# [Instructions to follow]
Because the pictures are not wanted, reproduce the rest of the records below exactly as they stand.

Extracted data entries

┌──

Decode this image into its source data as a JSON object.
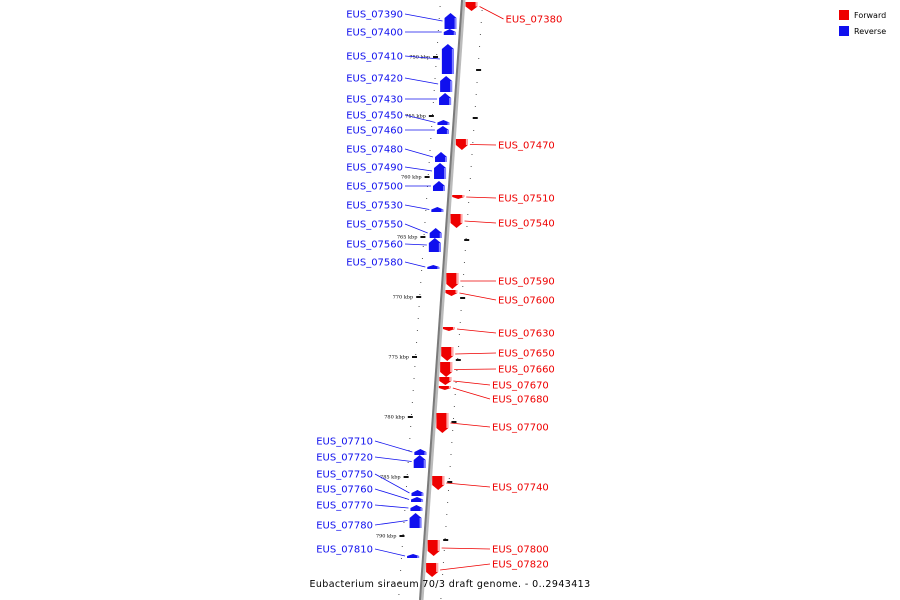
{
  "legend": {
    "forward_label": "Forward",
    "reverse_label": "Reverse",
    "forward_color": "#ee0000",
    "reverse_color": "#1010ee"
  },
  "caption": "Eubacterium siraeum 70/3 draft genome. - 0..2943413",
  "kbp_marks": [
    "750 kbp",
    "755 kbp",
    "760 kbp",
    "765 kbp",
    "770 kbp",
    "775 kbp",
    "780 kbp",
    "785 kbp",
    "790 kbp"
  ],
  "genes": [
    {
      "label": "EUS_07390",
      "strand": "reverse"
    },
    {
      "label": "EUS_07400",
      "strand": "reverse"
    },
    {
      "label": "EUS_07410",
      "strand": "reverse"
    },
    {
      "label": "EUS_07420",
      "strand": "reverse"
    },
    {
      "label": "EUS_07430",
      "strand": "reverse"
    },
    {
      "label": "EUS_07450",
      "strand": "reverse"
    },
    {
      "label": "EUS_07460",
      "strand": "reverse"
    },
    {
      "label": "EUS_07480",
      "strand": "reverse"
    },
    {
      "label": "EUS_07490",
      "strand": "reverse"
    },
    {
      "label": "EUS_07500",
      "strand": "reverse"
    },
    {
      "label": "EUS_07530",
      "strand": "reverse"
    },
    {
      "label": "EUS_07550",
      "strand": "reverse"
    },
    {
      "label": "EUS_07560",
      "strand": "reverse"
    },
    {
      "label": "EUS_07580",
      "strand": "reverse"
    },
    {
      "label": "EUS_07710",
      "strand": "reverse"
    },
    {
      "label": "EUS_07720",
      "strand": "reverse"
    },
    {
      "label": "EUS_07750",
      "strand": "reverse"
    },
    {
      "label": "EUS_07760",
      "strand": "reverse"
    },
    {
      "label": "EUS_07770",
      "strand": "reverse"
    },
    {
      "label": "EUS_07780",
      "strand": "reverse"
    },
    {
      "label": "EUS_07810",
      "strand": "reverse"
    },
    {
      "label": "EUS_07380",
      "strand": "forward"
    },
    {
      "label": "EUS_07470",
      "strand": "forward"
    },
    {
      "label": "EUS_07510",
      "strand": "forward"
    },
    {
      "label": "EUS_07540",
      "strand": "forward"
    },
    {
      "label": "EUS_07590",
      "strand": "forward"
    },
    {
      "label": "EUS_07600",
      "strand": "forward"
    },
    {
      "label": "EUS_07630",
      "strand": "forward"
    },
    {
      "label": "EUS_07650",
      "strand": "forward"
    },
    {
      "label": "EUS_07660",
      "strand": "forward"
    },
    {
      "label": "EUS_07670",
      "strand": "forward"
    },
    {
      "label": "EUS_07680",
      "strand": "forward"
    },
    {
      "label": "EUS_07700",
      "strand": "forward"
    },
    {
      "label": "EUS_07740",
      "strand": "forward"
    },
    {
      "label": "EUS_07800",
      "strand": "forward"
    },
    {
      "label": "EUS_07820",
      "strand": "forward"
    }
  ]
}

└──

# [Answer space]
Decode this image into its source data as a JSON object.
{
  "legend": {
    "forward_label": "Forward",
    "reverse_label": "Reverse",
    "forward_color": "#ee0000",
    "reverse_color": "#1010ee"
  },
  "caption": "Eubacterium siraeum 70/3 draft genome. - 0..2943413",
  "kbp_marks": [
    "750 kbp",
    "755 kbp",
    "760 kbp",
    "765 kbp",
    "770 kbp",
    "775 kbp",
    "780 kbp",
    "785 kbp",
    "790 kbp"
  ],
  "genes": [
    {
      "label": "EUS_07390",
      "strand": "reverse"
    },
    {
      "label": "EUS_07400",
      "strand": "reverse"
    },
    {
      "label": "EUS_07410",
      "strand": "reverse"
    },
    {
      "label": "EUS_07420",
      "strand": "reverse"
    },
    {
      "label": "EUS_07430",
      "strand": "reverse"
    },
    {
      "label": "EUS_07450",
      "strand": "reverse"
    },
    {
      "label": "EUS_07460",
      "strand": "reverse"
    },
    {
      "label": "EUS_07480",
      "strand": "reverse"
    },
    {
      "label": "EUS_07490",
      "strand": "reverse"
    },
    {
      "label": "EUS_07500",
      "strand": "reverse"
    },
    {
      "label": "EUS_07530",
      "strand": "reverse"
    },
    {
      "label": "EUS_07550",
      "strand": "reverse"
    },
    {
      "label": "EUS_07560",
      "strand": "reverse"
    },
    {
      "label": "EUS_07580",
      "strand": "reverse"
    },
    {
      "label": "EUS_07710",
      "strand": "reverse"
    },
    {
      "label": "EUS_07720",
      "strand": "reverse"
    },
    {
      "label": "EUS_07750",
      "strand": "reverse"
    },
    {
      "label": "EUS_07760",
      "strand": "reverse"
    },
    {
      "label": "EUS_07770",
      "strand": "reverse"
    },
    {
      "label": "EUS_07780",
      "strand": "reverse"
    },
    {
      "label": "EUS_07810",
      "strand": "reverse"
    },
    {
      "label": "EUS_07380",
      "strand": "forward"
    },
    {
      "label": "EUS_07470",
      "strand": "forward"
    },
    {
      "label": "EUS_07510",
      "strand": "forward"
    },
    {
      "label": "EUS_07540",
      "strand": "forward"
    },
    {
      "label": "EUS_07590",
      "strand": "forward"
    },
    {
      "label": "EUS_07600",
      "strand": "forward"
    },
    {
      "label": "EUS_07630",
      "strand": "forward"
    },
    {
      "label": "EUS_07650",
      "strand": "forward"
    },
    {
      "label": "EUS_07660",
      "strand": "forward"
    },
    {
      "label": "EUS_07670",
      "strand": "forward"
    },
    {
      "label": "EUS_07680",
      "strand": "forward"
    },
    {
      "label": "EUS_07700",
      "strand": "forward"
    },
    {
      "label": "EUS_07740",
      "strand": "forward"
    },
    {
      "label": "EUS_07800",
      "strand": "forward"
    },
    {
      "label": "EUS_07820",
      "strand": "forward"
    }
  ]
}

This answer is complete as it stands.